**Task:**
Report each line of the data that has "Consistency" somewhere in it.

[Saved entries]
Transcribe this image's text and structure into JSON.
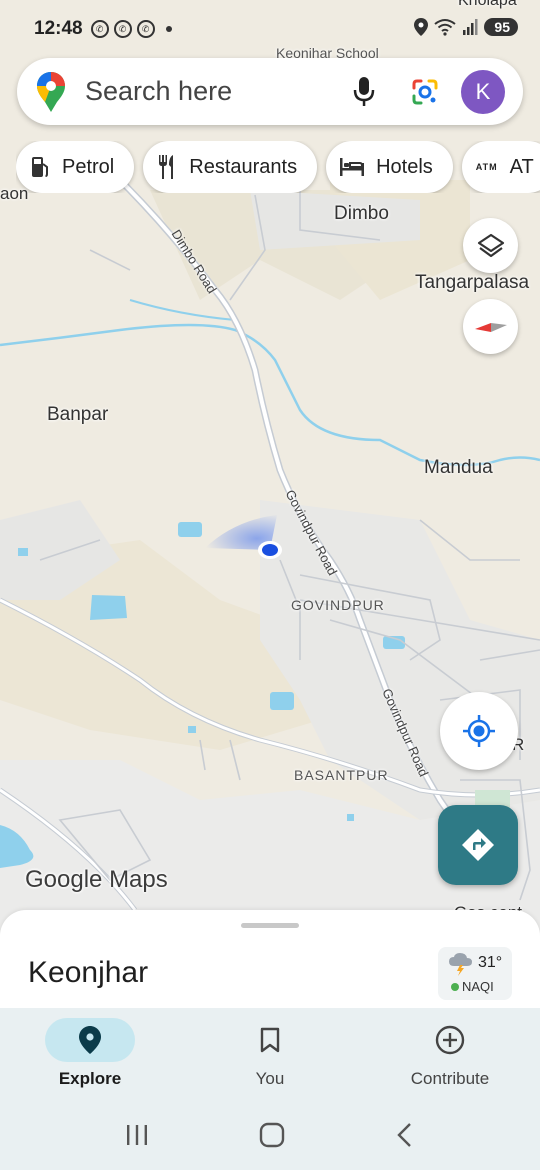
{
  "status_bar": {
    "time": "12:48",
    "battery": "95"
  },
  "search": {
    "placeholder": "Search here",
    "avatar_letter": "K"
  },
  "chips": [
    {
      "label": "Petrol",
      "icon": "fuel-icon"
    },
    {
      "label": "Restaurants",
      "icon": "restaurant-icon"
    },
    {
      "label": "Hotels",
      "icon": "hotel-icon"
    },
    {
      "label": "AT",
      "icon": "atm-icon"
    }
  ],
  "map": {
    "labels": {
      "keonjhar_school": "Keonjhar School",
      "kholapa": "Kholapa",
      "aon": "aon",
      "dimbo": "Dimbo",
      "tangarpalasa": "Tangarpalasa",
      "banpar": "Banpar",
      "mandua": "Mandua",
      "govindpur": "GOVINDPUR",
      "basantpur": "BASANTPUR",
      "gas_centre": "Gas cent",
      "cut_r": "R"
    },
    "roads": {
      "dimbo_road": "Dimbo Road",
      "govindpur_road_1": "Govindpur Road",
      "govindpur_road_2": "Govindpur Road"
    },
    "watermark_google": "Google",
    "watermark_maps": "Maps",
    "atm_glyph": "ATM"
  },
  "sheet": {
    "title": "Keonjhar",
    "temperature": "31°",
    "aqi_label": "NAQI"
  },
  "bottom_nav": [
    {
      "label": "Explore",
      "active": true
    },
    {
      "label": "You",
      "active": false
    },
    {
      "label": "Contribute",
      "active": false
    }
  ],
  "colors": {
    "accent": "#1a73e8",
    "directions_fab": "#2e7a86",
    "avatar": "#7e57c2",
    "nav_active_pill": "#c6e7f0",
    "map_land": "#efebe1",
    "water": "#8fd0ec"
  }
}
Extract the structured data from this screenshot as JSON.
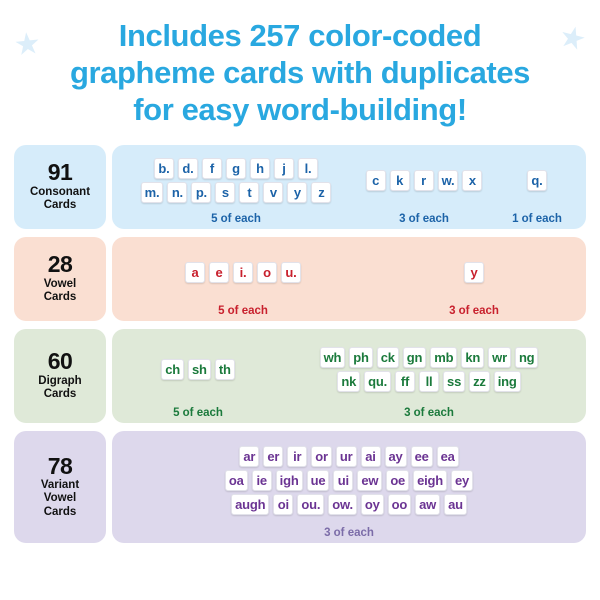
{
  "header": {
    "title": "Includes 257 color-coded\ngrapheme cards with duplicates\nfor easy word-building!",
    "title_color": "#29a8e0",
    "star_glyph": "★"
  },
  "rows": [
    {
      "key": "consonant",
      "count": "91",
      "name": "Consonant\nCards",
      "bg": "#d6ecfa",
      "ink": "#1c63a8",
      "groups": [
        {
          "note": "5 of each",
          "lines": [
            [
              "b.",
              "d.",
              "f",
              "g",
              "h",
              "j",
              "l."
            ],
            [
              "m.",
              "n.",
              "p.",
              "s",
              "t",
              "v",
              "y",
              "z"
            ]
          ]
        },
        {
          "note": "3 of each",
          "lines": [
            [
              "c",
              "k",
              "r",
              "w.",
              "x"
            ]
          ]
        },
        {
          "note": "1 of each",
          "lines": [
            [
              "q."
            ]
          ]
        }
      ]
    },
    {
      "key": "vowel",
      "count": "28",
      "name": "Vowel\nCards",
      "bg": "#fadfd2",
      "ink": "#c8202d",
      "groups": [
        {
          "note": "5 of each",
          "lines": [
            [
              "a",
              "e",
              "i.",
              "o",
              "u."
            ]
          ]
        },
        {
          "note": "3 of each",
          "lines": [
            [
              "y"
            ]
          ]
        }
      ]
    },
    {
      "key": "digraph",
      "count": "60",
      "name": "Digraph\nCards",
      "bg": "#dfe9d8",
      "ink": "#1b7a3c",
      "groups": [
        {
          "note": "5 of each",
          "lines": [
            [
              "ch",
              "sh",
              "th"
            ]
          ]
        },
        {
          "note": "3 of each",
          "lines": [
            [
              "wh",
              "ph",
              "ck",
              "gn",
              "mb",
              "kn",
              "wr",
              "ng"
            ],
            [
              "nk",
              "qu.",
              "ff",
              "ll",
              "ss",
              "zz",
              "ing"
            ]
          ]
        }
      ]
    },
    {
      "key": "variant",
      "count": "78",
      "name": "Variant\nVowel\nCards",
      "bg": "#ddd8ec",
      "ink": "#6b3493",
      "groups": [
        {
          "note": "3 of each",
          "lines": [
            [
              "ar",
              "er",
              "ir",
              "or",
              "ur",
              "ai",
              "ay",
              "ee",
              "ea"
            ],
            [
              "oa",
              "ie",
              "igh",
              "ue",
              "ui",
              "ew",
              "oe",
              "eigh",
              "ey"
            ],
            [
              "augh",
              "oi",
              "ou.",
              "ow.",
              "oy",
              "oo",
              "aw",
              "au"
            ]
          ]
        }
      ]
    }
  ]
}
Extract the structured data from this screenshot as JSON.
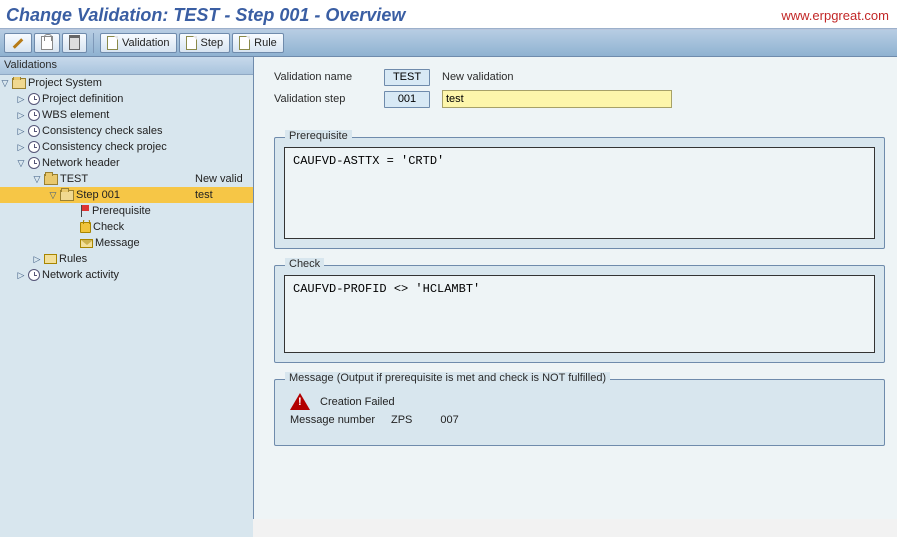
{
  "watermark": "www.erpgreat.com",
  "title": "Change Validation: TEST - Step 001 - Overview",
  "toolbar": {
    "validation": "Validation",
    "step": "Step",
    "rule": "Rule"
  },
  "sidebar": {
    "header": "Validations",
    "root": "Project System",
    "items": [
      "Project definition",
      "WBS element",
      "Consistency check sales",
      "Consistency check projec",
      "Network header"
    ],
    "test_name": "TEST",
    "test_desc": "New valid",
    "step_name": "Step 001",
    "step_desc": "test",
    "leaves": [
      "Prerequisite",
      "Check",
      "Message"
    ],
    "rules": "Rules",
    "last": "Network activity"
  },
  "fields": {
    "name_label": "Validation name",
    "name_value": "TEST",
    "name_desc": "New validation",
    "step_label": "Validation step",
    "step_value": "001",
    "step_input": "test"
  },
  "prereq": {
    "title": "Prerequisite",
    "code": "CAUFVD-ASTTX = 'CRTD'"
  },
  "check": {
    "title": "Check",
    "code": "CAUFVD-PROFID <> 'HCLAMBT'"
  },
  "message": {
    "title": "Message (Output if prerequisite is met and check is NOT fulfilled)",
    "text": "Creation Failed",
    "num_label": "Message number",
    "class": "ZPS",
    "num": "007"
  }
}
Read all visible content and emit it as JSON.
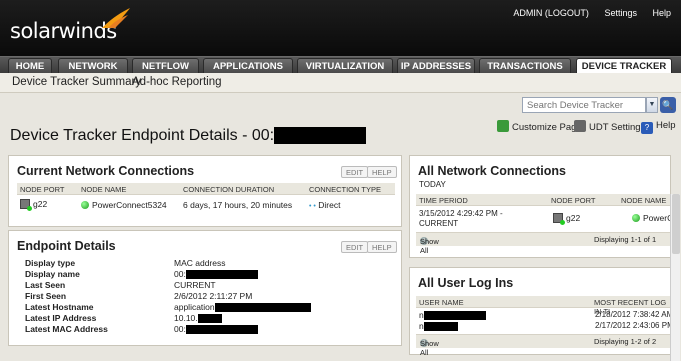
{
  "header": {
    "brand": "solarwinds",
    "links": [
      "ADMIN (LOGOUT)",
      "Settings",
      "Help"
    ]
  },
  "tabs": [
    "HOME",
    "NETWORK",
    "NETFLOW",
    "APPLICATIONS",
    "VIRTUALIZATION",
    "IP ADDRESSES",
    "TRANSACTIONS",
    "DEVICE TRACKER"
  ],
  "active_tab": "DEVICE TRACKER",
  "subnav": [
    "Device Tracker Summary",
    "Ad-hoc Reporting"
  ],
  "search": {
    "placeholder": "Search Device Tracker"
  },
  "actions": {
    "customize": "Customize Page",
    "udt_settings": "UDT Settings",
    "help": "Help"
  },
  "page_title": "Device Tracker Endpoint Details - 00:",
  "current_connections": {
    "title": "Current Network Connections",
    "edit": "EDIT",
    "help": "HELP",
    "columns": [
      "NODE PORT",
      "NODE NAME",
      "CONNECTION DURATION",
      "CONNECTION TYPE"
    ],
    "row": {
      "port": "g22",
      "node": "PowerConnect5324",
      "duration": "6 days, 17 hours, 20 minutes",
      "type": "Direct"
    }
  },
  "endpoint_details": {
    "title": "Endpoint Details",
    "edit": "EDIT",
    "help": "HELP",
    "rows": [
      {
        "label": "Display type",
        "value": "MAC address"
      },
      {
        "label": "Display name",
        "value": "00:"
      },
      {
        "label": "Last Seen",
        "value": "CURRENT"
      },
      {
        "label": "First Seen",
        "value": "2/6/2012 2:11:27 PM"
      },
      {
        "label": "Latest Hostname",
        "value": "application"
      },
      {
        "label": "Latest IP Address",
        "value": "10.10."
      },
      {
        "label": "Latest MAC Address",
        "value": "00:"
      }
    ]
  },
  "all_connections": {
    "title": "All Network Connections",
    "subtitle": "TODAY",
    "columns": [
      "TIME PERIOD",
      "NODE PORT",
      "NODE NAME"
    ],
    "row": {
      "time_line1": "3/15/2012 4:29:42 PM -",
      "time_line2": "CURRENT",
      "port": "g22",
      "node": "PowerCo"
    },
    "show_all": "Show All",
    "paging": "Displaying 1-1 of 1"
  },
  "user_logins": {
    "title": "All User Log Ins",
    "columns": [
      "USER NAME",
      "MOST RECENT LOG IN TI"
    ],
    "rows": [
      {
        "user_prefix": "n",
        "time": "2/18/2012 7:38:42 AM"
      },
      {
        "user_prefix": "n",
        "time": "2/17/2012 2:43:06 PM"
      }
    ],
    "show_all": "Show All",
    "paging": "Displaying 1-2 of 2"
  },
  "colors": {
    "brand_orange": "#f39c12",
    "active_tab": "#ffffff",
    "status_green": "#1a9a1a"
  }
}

**Full response:**
      "Consistency check sales",
      "Consistency check projec",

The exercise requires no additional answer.